»»

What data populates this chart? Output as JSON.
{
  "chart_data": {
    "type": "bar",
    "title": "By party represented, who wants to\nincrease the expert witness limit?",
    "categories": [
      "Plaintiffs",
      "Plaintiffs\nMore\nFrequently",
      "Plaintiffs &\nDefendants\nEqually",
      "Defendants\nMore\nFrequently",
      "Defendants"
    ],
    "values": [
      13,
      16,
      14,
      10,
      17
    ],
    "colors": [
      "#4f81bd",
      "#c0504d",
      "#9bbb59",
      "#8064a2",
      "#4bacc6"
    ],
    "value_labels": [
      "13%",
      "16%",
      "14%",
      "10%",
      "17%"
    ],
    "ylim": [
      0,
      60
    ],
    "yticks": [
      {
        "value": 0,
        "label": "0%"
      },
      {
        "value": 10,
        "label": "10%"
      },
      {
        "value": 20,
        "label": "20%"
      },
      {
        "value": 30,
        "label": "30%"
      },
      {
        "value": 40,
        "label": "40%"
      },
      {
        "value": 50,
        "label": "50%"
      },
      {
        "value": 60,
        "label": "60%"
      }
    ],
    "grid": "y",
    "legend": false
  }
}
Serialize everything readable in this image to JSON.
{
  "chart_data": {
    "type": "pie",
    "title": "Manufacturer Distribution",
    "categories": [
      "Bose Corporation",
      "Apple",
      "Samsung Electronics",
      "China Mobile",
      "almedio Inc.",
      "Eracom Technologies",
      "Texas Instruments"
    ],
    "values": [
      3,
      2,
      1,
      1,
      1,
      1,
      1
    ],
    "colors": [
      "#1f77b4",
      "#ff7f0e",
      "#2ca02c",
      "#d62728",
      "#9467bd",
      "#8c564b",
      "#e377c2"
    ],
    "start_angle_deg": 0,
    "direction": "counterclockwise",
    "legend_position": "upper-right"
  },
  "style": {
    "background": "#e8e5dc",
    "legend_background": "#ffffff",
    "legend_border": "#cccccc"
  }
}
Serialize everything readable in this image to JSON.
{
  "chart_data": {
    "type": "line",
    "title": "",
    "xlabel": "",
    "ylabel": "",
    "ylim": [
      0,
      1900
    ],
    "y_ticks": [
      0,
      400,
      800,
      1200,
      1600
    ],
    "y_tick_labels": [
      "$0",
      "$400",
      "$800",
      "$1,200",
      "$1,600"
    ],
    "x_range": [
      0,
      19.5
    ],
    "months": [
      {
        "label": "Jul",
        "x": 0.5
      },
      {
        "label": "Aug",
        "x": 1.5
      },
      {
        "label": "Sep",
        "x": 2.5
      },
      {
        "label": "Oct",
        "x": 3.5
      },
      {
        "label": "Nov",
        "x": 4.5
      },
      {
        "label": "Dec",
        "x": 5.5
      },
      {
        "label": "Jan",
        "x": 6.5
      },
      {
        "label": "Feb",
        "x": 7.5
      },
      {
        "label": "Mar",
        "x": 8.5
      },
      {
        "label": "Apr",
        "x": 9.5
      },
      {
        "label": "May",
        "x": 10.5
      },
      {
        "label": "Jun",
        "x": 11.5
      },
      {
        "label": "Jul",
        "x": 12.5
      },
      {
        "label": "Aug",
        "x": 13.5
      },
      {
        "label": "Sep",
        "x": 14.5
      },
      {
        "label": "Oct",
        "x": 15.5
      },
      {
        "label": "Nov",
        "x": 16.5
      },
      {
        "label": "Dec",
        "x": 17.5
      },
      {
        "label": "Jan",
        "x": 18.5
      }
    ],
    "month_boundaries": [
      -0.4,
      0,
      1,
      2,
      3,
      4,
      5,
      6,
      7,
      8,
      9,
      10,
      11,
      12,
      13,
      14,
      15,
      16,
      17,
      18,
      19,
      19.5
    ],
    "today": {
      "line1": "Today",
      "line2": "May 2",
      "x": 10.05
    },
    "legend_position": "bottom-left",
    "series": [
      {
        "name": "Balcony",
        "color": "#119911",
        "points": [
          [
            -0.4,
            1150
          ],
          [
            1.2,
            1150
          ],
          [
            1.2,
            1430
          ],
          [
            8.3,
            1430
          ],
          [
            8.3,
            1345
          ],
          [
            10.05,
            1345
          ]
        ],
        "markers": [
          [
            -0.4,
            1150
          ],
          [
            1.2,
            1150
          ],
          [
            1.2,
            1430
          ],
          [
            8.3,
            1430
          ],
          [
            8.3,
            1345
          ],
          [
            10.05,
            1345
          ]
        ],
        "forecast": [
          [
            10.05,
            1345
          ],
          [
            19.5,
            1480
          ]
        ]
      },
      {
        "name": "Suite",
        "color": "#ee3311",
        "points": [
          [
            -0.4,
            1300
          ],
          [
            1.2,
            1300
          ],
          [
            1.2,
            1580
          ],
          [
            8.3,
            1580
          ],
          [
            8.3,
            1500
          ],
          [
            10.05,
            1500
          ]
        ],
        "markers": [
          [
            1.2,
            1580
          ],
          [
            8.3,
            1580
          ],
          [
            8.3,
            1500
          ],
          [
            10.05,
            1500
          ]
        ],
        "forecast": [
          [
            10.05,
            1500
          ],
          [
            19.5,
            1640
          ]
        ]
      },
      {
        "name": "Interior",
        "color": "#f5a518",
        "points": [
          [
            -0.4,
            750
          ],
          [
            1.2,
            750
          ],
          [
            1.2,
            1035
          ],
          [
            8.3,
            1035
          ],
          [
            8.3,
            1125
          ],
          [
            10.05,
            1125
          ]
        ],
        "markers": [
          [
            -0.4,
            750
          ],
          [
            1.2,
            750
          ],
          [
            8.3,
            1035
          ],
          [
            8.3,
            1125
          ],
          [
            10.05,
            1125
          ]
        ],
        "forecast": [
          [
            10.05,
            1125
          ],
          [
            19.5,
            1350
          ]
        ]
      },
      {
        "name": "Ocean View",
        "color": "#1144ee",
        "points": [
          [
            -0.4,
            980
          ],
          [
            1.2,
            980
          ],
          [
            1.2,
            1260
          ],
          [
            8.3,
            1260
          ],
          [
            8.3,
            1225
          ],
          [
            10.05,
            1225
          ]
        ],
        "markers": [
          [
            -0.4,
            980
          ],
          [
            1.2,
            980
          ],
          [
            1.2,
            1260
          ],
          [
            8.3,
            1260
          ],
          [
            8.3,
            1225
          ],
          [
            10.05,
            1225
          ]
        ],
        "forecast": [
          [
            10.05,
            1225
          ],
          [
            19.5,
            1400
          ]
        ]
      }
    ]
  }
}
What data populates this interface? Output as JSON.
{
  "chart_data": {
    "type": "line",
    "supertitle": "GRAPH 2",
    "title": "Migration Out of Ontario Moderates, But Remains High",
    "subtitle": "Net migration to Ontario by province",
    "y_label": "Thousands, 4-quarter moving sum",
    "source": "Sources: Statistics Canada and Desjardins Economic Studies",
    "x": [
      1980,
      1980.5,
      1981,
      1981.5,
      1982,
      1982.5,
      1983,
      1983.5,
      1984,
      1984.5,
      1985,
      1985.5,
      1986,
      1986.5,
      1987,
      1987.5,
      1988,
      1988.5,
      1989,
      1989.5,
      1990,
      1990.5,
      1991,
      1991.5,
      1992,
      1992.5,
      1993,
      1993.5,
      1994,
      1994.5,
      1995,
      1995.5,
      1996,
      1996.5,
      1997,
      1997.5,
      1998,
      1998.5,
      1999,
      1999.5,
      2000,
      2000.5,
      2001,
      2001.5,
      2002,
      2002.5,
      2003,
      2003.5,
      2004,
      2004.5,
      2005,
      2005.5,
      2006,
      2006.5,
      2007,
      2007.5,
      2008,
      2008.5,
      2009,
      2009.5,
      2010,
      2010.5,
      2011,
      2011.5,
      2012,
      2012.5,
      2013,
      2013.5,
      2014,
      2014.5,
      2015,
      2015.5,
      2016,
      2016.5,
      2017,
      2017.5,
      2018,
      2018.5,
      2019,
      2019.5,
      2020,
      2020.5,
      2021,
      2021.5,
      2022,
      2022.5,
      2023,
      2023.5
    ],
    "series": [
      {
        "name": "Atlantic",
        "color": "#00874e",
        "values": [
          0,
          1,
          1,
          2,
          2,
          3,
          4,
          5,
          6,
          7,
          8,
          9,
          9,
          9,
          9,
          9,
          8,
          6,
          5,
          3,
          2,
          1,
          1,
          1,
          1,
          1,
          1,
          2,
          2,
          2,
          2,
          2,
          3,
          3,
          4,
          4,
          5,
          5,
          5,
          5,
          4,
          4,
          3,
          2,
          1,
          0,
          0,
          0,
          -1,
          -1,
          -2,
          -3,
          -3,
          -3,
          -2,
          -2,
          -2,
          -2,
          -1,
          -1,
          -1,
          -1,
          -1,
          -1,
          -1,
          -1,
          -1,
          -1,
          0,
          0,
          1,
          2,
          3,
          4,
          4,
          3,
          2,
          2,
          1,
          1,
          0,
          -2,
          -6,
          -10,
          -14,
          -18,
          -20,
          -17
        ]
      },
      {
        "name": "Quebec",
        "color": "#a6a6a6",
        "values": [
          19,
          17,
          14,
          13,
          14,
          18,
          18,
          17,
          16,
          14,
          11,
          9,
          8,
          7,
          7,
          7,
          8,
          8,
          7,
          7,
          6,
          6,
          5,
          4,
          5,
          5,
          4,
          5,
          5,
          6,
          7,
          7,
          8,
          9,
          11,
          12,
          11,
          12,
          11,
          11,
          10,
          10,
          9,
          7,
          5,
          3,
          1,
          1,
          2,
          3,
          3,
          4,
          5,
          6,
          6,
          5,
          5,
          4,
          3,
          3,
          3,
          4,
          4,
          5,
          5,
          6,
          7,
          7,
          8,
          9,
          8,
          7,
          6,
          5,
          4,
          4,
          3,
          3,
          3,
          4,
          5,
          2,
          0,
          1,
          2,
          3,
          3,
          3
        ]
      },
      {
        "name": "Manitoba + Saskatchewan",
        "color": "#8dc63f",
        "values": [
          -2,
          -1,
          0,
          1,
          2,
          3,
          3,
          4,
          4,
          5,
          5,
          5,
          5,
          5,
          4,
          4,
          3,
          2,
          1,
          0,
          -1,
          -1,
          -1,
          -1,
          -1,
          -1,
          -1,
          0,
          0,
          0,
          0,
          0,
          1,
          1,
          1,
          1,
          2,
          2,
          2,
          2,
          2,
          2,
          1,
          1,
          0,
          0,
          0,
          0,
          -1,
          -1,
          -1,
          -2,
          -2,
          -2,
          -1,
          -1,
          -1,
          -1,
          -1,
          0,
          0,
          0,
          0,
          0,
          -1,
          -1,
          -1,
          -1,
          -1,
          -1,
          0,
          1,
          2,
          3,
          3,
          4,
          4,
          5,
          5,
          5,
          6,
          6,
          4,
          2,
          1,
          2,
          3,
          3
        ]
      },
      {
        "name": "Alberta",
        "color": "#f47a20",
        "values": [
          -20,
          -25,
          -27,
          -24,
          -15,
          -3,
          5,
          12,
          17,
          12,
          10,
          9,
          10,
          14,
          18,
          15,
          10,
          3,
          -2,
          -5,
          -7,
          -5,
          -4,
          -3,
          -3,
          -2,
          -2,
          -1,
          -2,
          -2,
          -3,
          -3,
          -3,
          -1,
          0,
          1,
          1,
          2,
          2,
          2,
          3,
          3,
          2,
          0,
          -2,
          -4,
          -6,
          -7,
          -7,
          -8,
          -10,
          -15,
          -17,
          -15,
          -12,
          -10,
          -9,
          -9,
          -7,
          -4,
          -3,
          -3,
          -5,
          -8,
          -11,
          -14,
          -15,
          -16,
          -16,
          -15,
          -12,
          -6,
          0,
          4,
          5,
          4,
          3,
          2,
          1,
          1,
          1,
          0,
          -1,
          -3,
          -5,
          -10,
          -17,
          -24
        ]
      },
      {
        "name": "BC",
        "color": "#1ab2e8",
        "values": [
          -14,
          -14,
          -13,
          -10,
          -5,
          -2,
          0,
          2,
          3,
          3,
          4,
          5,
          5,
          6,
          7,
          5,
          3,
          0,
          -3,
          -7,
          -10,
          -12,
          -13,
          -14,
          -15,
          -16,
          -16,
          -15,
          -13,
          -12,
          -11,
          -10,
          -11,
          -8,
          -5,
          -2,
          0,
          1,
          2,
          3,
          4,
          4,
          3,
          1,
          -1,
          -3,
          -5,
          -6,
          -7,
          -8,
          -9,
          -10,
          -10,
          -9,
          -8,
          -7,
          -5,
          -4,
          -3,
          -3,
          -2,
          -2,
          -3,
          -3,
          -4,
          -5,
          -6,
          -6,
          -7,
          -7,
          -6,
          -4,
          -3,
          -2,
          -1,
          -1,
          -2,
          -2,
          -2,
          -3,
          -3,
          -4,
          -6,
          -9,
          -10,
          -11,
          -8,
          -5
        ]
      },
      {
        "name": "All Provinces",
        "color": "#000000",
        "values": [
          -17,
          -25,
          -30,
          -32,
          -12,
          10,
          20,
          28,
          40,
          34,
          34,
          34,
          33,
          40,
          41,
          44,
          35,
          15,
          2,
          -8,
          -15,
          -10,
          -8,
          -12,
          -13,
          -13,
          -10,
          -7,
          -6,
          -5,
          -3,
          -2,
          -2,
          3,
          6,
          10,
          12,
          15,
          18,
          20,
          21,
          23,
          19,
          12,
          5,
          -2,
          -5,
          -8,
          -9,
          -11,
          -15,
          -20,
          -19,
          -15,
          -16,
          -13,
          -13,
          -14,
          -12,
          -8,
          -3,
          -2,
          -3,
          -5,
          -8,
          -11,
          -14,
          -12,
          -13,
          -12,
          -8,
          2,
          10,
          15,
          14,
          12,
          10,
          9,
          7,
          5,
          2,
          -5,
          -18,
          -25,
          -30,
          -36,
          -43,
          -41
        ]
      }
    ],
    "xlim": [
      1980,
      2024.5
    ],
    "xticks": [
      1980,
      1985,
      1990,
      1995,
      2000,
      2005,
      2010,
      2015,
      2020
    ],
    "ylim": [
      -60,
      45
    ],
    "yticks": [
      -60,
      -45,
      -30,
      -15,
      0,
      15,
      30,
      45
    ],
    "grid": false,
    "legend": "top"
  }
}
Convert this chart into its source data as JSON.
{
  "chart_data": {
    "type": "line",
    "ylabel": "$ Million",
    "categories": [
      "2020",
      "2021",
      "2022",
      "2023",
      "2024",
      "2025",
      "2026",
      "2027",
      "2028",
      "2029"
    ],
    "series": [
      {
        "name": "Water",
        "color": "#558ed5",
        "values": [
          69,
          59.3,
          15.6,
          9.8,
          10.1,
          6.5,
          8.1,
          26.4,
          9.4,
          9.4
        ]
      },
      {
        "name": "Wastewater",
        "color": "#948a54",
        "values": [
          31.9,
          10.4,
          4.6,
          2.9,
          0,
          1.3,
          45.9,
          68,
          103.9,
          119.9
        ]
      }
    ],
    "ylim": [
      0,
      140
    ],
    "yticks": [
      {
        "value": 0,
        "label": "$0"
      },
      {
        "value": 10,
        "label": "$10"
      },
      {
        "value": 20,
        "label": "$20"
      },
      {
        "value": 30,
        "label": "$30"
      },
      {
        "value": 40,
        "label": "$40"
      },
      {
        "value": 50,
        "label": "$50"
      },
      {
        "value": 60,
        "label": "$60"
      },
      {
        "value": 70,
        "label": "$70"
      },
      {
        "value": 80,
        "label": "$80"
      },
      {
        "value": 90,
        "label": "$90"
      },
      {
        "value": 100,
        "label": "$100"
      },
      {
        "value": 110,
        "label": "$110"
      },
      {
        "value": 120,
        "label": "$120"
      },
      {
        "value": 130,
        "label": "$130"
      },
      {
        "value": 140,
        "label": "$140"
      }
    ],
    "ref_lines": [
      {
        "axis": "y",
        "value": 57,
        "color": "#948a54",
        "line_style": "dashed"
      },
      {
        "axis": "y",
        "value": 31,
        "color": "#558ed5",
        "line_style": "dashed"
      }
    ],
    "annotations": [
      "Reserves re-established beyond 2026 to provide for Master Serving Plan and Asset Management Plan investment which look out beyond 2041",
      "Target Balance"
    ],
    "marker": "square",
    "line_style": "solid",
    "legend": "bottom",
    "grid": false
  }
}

««

Show each line in the entries that holds the string "What".

What data populates this chart? Output as JSON.
What data populates this interface? Output as JSON.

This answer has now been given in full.